▶ [What you have to do] Keep only the lines that hold the string "Lohnsteuer", filtering out the rest of the entries below.

Extracted data entries:
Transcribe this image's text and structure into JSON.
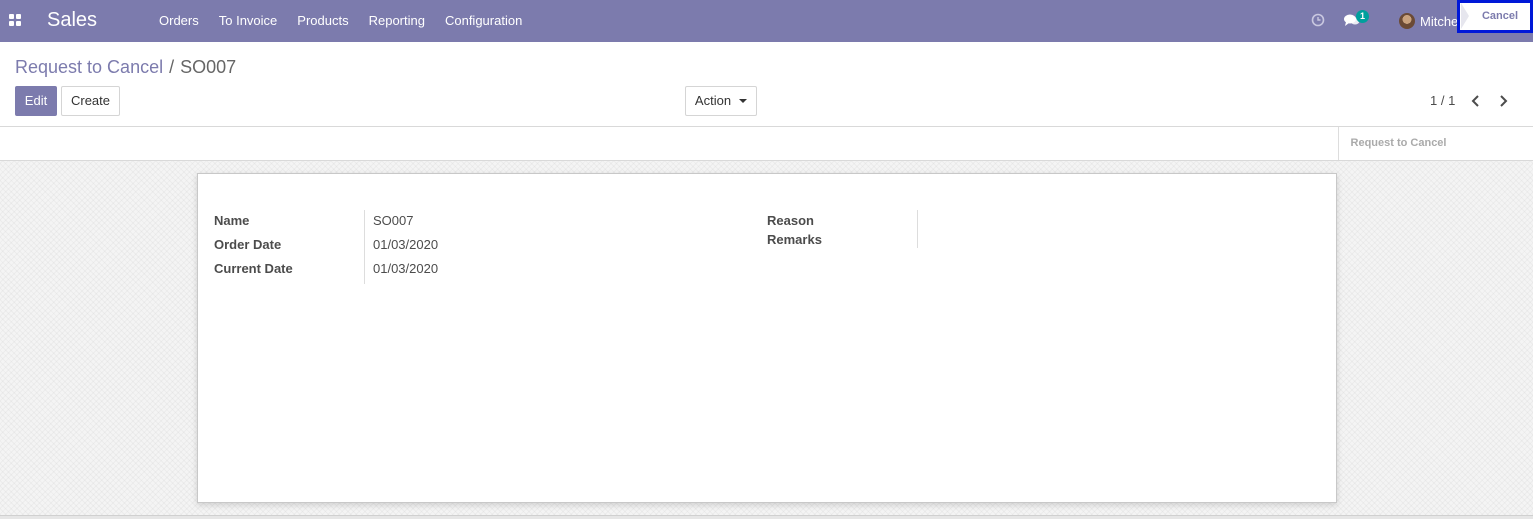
{
  "app": {
    "name": "Sales"
  },
  "menu": [
    {
      "label": "Orders"
    },
    {
      "label": "To Invoice"
    },
    {
      "label": "Products"
    },
    {
      "label": "Reporting"
    },
    {
      "label": "Configuration"
    }
  ],
  "systray": {
    "chat_count": "1",
    "user_name": "Mitchell Admin"
  },
  "breadcrumb": {
    "parent": "Request to Cancel",
    "separator": "/",
    "current": "SO007"
  },
  "buttons": {
    "edit": "Edit",
    "create": "Create",
    "action": "Action"
  },
  "pager": {
    "value": "1 / 1"
  },
  "status": {
    "request_to_cancel": "Request to Cancel",
    "cancel": "Cancel",
    "active": "Cancel"
  },
  "form": {
    "left": [
      {
        "label": "Name",
        "value": "SO007"
      },
      {
        "label": "Order Date",
        "value": "01/03/2020"
      },
      {
        "label": "Current Date",
        "value": "01/03/2020"
      }
    ],
    "right": [
      {
        "label": "Reason",
        "value": ""
      },
      {
        "label": "Remarks",
        "value": ""
      }
    ]
  },
  "colors": {
    "brand": "#7c7bad",
    "highlight": "#0018d8",
    "badge": "#00a09d"
  }
}
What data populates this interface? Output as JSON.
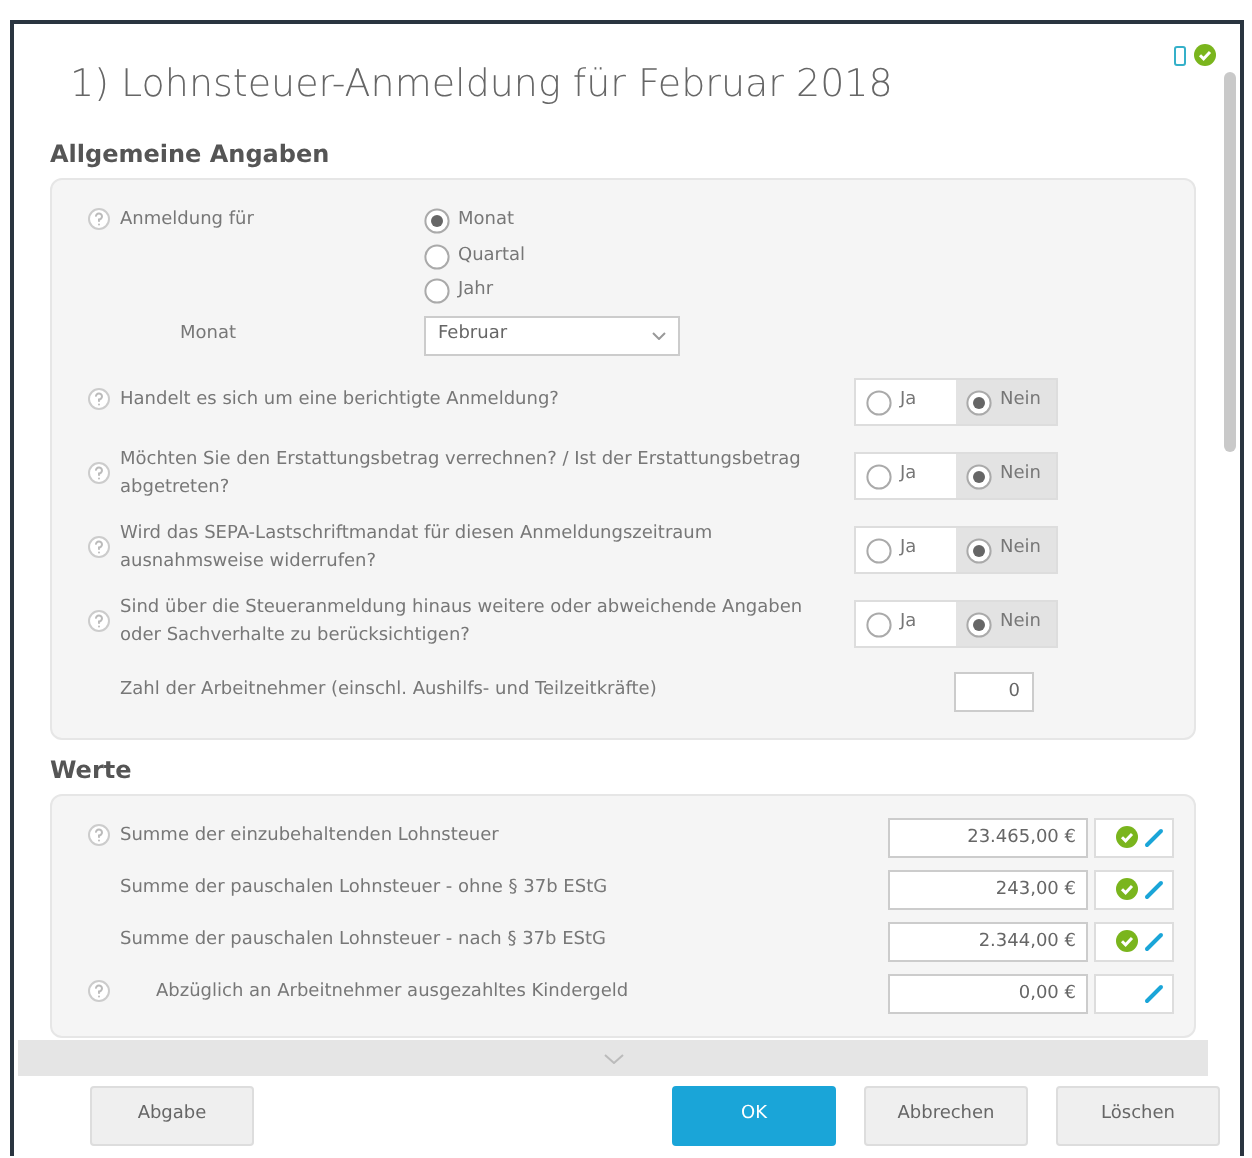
{
  "window": {
    "title": "1) Lohnsteuer-Anmeldung für Februar 2018"
  },
  "sections": [
    {
      "heading": "Allgemeine Angaben",
      "rows": [
        {
          "kind": "radio_group",
          "help": true,
          "label": "Anmeldung für",
          "options": [
            {
              "label": "Monat",
              "selected": true
            },
            {
              "label": "Quartal",
              "selected": false
            },
            {
              "label": "Jahr",
              "selected": false
            }
          ]
        },
        {
          "kind": "select",
          "help": false,
          "label": "Monat",
          "value": "Februar"
        },
        {
          "kind": "yes_no",
          "help": true,
          "label": "Handelt es sich um eine berichtigte Anmeldung?",
          "options": [
            {
              "label": "Ja",
              "selected": false
            },
            {
              "label": "Nein",
              "selected": true
            }
          ]
        },
        {
          "kind": "yes_no",
          "help": true,
          "label": "Möchten Sie den Erstattungsbetrag verrechnen? / Ist der Erstattungsbetrag abgetreten?",
          "options": [
            {
              "label": "Ja",
              "selected": false
            },
            {
              "label": "Nein",
              "selected": true
            }
          ]
        },
        {
          "kind": "yes_no",
          "help": true,
          "label": "Wird das SEPA-Lastschriftmandat für diesen Anmeldungszeitraum ausnahmsweise widerrufen?",
          "options": [
            {
              "label": "Ja",
              "selected": false
            },
            {
              "label": "Nein",
              "selected": true
            }
          ]
        },
        {
          "kind": "yes_no",
          "help": true,
          "label": "Sind über die Steueranmeldung hinaus weitere oder abweichende Angaben oder Sachverhalte zu berücksichtigen?",
          "options": [
            {
              "label": "Ja",
              "selected": false
            },
            {
              "label": "Nein",
              "selected": true
            }
          ]
        },
        {
          "kind": "number",
          "help": false,
          "label": "Zahl der Arbeitnehmer (einschl. Aushilfs- und Teilzeitkräfte)",
          "value": "0"
        }
      ]
    },
    {
      "heading": "Werte",
      "rows": [
        {
          "kind": "amount",
          "help": true,
          "label": "Summe der einzubehaltenden Lohnsteuer",
          "value": "23.465,00 €",
          "checked": true
        },
        {
          "kind": "amount",
          "help": false,
          "label": "Summe der pauschalen Lohnsteuer - ohne § 37b EStG",
          "value": "243,00 €",
          "checked": true
        },
        {
          "kind": "amount",
          "help": false,
          "label": "Summe der pauschalen Lohnsteuer - nach § 37b EStG",
          "value": "2.344,00 €",
          "checked": true
        },
        {
          "kind": "amount_sub",
          "help": true,
          "label": "Abzüglich an Arbeitnehmer ausgezahltes Kindergeld",
          "value": "0,00 €",
          "checked": false
        }
      ]
    }
  ],
  "buttons": [
    {
      "label": "Abgabe",
      "kind": "secondary"
    },
    {
      "label": "OK",
      "kind": "primary"
    },
    {
      "label": "Abbrechen",
      "kind": "secondary"
    },
    {
      "label": "Löschen",
      "kind": "secondary"
    }
  ]
}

▶ [Exercise response]
    "title": "1) Lohnsteuer-Anmeldung für Februar 2018"
          "label": "Summe der einzubehaltenden Lohnsteuer",
          "label": "Summe der pauschalen Lohnsteuer - ohne § 37b EStG",
          "label": "Summe der pauschalen Lohnsteuer - nach § 37b EStG",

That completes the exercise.